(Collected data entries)
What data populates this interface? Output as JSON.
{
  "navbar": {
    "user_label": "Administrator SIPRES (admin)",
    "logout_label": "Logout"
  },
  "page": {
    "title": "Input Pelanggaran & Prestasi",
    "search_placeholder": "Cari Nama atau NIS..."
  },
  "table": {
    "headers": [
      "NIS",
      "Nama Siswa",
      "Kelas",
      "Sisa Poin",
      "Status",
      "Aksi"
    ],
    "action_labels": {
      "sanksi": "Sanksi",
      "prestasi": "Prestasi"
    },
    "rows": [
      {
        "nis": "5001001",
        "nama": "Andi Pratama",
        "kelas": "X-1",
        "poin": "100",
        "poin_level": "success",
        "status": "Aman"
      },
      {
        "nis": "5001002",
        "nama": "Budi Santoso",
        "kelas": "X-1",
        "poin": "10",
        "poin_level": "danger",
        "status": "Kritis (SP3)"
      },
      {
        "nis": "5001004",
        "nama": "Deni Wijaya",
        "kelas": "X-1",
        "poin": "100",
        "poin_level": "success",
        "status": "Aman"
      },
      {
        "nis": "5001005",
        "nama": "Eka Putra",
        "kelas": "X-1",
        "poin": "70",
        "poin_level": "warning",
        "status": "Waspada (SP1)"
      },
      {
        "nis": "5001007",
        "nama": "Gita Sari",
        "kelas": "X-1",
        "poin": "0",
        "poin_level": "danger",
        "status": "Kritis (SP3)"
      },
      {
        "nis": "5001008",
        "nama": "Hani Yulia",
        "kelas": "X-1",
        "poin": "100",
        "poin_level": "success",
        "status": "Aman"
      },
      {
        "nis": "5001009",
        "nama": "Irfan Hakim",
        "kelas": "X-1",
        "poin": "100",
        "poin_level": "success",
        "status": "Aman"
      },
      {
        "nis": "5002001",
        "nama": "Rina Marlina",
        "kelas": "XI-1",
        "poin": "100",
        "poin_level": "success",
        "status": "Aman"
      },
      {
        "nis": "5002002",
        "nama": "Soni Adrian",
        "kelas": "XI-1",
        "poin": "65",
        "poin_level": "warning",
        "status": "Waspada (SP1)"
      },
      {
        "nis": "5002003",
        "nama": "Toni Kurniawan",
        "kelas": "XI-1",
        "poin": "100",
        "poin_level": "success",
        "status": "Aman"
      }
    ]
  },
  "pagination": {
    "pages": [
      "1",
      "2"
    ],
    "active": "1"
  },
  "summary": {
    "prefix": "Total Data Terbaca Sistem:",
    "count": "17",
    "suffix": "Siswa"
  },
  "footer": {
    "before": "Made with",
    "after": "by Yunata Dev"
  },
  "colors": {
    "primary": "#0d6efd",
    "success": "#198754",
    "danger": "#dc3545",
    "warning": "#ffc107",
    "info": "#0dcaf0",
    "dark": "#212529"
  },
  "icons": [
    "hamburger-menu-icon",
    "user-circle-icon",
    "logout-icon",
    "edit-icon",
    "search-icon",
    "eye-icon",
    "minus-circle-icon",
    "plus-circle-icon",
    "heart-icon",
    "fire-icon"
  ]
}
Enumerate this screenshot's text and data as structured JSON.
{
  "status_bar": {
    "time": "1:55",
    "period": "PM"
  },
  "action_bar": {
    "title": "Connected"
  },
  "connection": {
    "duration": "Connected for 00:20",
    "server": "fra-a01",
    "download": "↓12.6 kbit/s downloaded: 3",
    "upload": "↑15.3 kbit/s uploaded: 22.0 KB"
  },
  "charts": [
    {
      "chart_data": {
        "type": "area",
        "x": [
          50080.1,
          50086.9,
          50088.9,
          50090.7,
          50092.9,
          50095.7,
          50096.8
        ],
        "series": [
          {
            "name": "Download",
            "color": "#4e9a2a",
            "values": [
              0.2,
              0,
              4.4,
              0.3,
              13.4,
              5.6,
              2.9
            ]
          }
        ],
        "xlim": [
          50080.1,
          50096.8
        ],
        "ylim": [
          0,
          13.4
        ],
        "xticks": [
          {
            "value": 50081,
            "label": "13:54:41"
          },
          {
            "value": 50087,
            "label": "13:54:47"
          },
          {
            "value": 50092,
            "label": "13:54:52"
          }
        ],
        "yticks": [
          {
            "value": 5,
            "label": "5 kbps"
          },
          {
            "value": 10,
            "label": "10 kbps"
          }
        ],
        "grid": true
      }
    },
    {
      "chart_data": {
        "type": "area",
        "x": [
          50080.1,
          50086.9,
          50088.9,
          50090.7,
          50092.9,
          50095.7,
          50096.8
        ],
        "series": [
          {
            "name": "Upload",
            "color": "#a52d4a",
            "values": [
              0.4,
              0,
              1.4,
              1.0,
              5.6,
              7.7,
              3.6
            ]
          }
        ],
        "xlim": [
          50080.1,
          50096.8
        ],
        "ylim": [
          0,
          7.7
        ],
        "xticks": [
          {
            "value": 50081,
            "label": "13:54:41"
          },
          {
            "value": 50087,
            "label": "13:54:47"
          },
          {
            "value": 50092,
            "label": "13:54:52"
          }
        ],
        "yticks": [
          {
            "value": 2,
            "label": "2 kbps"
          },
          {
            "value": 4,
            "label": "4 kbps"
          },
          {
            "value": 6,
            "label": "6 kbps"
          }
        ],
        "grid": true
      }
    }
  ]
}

PROBLEM TO WORK ON:
Copy out the full set of records precisely, leaving nothing out.

TASK RESPONSE:
What data populates this interface? Output as JSON.
{
  "navbar": {
    "user_label": "Administrator SIPRES (admin)",
    "logout_label": "Logout"
  },
  "page": {
    "title": "Input Pelanggaran & Prestasi",
    "search_placeholder": "Cari Nama atau NIS..."
  },
  "table": {
    "headers": [
      "NIS",
      "Nama Siswa",
      "Kelas",
      "Sisa Poin",
      "Status",
      "Aksi"
    ],
    "action_labels": {
      "sanksi": "Sanksi",
      "prestasi": "Prestasi"
    },
    "rows": [
      {
        "nis": "5001001",
        "nama": "Andi Pratama",
        "kelas": "X-1",
        "poin": "100",
        "poin_level": "success",
        "status": "Aman"
      },
      {
        "nis": "5001002",
        "nama": "Budi Santoso",
        "kelas": "X-1",
        "poin": "10",
        "poin_level": "danger",
        "status": "Kritis (SP3)"
      },
      {
        "nis": "5001004",
        "nama": "Deni Wijaya",
        "kelas": "X-1",
        "poin": "100",
        "poin_level": "success",
        "status": "Aman"
      },
      {
        "nis": "5001005",
        "nama": "Eka Putra",
        "kelas": "X-1",
        "poin": "70",
        "poin_level": "warning",
        "status": "Waspada (SP1)"
      },
      {
        "nis": "5001007",
        "nama": "Gita Sari",
        "kelas": "X-1",
        "poin": "0",
        "poin_level": "danger",
        "status": "Kritis (SP3)"
      },
      {
        "nis": "5001008",
        "nama": "Hani Yulia",
        "kelas": "X-1",
        "poin": "100",
        "poin_level": "success",
        "status": "Aman"
      },
      {
        "nis": "5001009",
        "nama": "Irfan Hakim",
        "kelas": "X-1",
        "poin": "100",
        "poin_level": "success",
        "status": "Aman"
      },
      {
        "nis": "5002001",
        "nama": "Rina Marlina",
        "kelas": "XI-1",
        "poin": "100",
        "poin_level": "success",
        "status": "Aman"
      },
      {
        "nis": "5002002",
        "nama": "Soni Adrian",
        "kelas": "XI-1",
        "poin": "65",
        "poin_level": "warning",
        "status": "Waspada (SP1)"
      },
      {
        "nis": "5002003",
        "nama": "Toni Kurniawan",
        "kelas": "XI-1",
        "poin": "100",
        "poin_level": "success",
        "status": "Aman"
      }
    ]
  },
  "pagination": {
    "pages": [
      "1",
      "2"
    ],
    "active": "1"
  },
  "summary": {
    "prefix": "Total Data Terbaca Sistem:",
    "count": "17",
    "suffix": "Siswa"
  },
  "footer": {
    "before": "Made with",
    "after": "by Yunata Dev"
  },
  "colors": {
    "primary": "#0d6efd",
    "success": "#198754",
    "danger": "#dc3545",
    "warning": "#ffc107",
    "info": "#0dcaf0",
    "dark": "#212529"
  },
  "icons": [
    "hamburger-menu-icon",
    "user-circle-icon",
    "logout-icon",
    "edit-icon",
    "search-icon",
    "eye-icon",
    "minus-circle-icon",
    "plus-circle-icon",
    "heart-icon",
    "fire-icon"
  ]
}
Enumerate this screenshot's text and data as structured JSON.
{
  "status_bar": {
    "time": "1:55",
    "period": "PM"
  },
  "action_bar": {
    "title": "Connected"
  },
  "connection": {
    "duration": "Connected for 00:20",
    "server": "fra-a01",
    "download": "↓12.6 kbit/s downloaded: 3",
    "upload": "↑15.3 kbit/s uploaded: 22.0 KB"
  },
  "charts": [
    {
      "chart_data": {
        "type": "area",
        "x": [
          50080.1,
          50086.9,
          50088.9,
          50090.7,
          50092.9,
          50095.7,
          50096.8
        ],
        "series": [
          {
            "name": "Download",
            "color": "#4e9a2a",
            "values": [
              0.2,
              0,
              4.4,
              0.3,
              13.4,
              5.6,
              2.9
            ]
          }
        ],
        "xlim": [
          50080.1,
          50096.8
        ],
        "ylim": [
          0,
          13.4
        ],
        "xticks": [
          {
            "value": 50081,
            "label": "13:54:41"
          },
          {
            "value": 50087,
            "label": "13:54:47"
          },
          {
            "value": 50092,
            "label": "13:54:52"
          }
        ],
        "yticks": [
          {
            "value": 5,
            "label": "5 kbps"
          },
          {
            "value": 10,
            "label": "10 kbps"
          }
        ],
        "grid": true
      }
    },
    {
      "chart_data": {
        "type": "area",
        "x": [
          50080.1,
          50086.9,
          50088.9,
          50090.7,
          50092.9,
          50095.7,
          50096.8
        ],
        "series": [
          {
            "name": "Upload",
            "color": "#a52d4a",
            "values": [
              0.4,
              0,
              1.4,
              1.0,
              5.6,
              7.7,
              3.6
            ]
          }
        ],
        "xlim": [
          50080.1,
          50096.8
        ],
        "ylim": [
          0,
          7.7
        ],
        "xticks": [
          {
            "value": 50081,
            "label": "13:54:41"
          },
          {
            "value": 50087,
            "label": "13:54:47"
          },
          {
            "value": 50092,
            "label": "13:54:52"
          }
        ],
        "yticks": [
          {
            "value": 2,
            "label": "2 kbps"
          },
          {
            "value": 4,
            "label": "4 kbps"
          },
          {
            "value": 6,
            "label": "6 kbps"
          }
        ],
        "grid": true
      }
    }
  ]
}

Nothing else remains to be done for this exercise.